Instructions for the task: Make an exact copy of all the records.

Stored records

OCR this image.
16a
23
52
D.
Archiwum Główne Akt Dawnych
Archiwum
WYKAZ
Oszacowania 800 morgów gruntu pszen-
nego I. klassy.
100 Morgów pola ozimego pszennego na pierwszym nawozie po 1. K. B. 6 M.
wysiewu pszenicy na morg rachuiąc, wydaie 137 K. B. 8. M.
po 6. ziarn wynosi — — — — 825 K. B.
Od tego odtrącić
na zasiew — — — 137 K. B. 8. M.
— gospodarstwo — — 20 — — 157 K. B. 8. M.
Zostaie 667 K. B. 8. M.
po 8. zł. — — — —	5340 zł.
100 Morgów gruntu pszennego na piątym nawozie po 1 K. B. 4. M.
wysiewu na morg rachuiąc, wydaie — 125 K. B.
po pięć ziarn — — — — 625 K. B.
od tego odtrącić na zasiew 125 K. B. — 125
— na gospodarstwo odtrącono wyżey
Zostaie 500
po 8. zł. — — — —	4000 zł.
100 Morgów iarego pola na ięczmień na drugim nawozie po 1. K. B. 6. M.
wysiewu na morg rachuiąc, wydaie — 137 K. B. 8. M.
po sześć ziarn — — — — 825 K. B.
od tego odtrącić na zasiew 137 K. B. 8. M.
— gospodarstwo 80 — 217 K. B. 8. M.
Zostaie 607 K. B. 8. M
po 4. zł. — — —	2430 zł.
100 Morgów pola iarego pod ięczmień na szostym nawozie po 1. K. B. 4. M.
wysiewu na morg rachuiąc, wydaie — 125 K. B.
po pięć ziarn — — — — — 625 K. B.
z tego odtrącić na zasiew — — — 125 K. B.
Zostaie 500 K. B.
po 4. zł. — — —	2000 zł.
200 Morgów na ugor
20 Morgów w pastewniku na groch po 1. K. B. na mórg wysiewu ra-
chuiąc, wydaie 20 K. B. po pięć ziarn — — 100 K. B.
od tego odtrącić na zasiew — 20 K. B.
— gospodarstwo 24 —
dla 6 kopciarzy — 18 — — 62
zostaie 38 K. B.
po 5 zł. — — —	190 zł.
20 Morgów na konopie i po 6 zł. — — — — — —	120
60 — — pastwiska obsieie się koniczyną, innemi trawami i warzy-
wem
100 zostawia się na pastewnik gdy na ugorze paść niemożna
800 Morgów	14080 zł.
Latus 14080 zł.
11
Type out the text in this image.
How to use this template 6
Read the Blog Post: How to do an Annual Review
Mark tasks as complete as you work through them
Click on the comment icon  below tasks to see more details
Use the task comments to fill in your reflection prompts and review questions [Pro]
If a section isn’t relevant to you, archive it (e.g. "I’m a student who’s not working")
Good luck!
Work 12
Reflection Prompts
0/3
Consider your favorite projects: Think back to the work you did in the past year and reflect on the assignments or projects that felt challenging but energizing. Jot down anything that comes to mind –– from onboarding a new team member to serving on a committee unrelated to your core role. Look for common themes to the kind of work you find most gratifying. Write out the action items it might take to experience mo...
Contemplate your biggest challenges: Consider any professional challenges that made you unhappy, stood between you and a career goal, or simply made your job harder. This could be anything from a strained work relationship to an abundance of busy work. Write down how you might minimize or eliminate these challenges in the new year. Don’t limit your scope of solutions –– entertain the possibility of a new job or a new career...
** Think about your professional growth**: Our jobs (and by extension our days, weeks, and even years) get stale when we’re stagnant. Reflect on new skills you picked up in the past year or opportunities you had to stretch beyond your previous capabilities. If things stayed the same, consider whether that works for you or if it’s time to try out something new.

Solution to this problem:
OCR this image.
16a
23
52
D.
Archiwum Główne Akt Dawnych
Archiwum
WYKAZ
Oszacowania 800 morgów gruntu pszen-
nego I. klassy.
100 Morgów pola ozimego pszennego na pierwszym nawozie po 1. K. B. 6 M.
wysiewu pszenicy na morg rachuiąc, wydaie 137 K. B. 8. M.
po 6. ziarn wynosi — — — — 825 K. B.
Od tego odtrącić
na zasiew — — — 137 K. B. 8. M.
— gospodarstwo — — 20 — — 157 K. B. 8. M.
Zostaie 667 K. B. 8. M.
po 8. zł. — — — —	5340 zł.
100 Morgów gruntu pszennego na piątym nawozie po 1 K. B. 4. M.
wysiewu na morg rachuiąc, wydaie — 125 K. B.
po pięć ziarn — — — — 625 K. B.
od tego odtrącić na zasiew 125 K. B. — 125
— na gospodarstwo odtrącono wyżey
Zostaie 500
po 8. zł. — — — —	4000 zł.
100 Morgów iarego pola na ięczmień na drugim nawozie po 1. K. B. 6. M.
wysiewu na morg rachuiąc, wydaie — 137 K. B. 8. M.
po sześć ziarn — — — — 825 K. B.
od tego odtrącić na zasiew 137 K. B. 8. M.
— gospodarstwo 80 — 217 K. B. 8. M.
Zostaie 607 K. B. 8. M
po 4. zł. — — —	2430 zł.
100 Morgów pola iarego pod ięczmień na szostym nawozie po 1. K. B. 4. M.
wysiewu na morg rachuiąc, wydaie — 125 K. B.
po pięć ziarn — — — — — 625 K. B.
z tego odtrącić na zasiew — — — 125 K. B.
Zostaie 500 K. B.
po 4. zł. — — —	2000 zł.
200 Morgów na ugor
20 Morgów w pastewniku na groch po 1. K. B. na mórg wysiewu ra-
chuiąc, wydaie 20 K. B. po pięć ziarn — — 100 K. B.
od tego odtrącić na zasiew — 20 K. B.
— gospodarstwo 24 —
dla 6 kopciarzy — 18 — — 62
zostaie 38 K. B.
po 5 zł. — — —	190 zł.
20 Morgów na konopie i po 6 zł. — — — — — —	120
60 — — pastwiska obsieie się koniczyną, innemi trawami i warzy-
wem
100 zostawia się na pastewnik gdy na ugorze paść niemożna
800 Morgów	14080 zł.
Latus 14080 zł.
11
Type out the text in this image.
How to use this template 6
Read the Blog Post: How to do an Annual Review
Mark tasks as complete as you work through them
Click on the comment icon  below tasks to see more details
Use the task comments to fill in your reflection prompts and review questions [Pro]
If a section isn’t relevant to you, archive it (e.g. "I’m a student who’s not working")
Good luck!
Work 12
Reflection Prompts
0/3
Consider your favorite projects: Think back to the work you did in the past year and reflect on the assignments or projects that felt challenging but energizing. Jot down anything that comes to mind –– from onboarding a new team member to serving on a committee unrelated to your core role. Look for common themes to the kind of work you find most gratifying. Write out the action items it might take to experience mo...
Contemplate your biggest challenges: Consider any professional challenges that made you unhappy, stood between you and a career goal, or simply made your job harder. This could be anything from a strained work relationship to an abundance of busy work. Write down how you might minimize or eliminate these challenges in the new year. Don’t limit your scope of solutions –– entertain the possibility of a new job or a new career...
** Think about your professional growth**: Our jobs (and by extension our days, weeks, and even years) get stale when we’re stagnant. Reflect on new skills you picked up in the past year or opportunities you had to stretch beyond your previous capabilities. If things stayed the same, consider whether that works for you or if it’s time to try out something new.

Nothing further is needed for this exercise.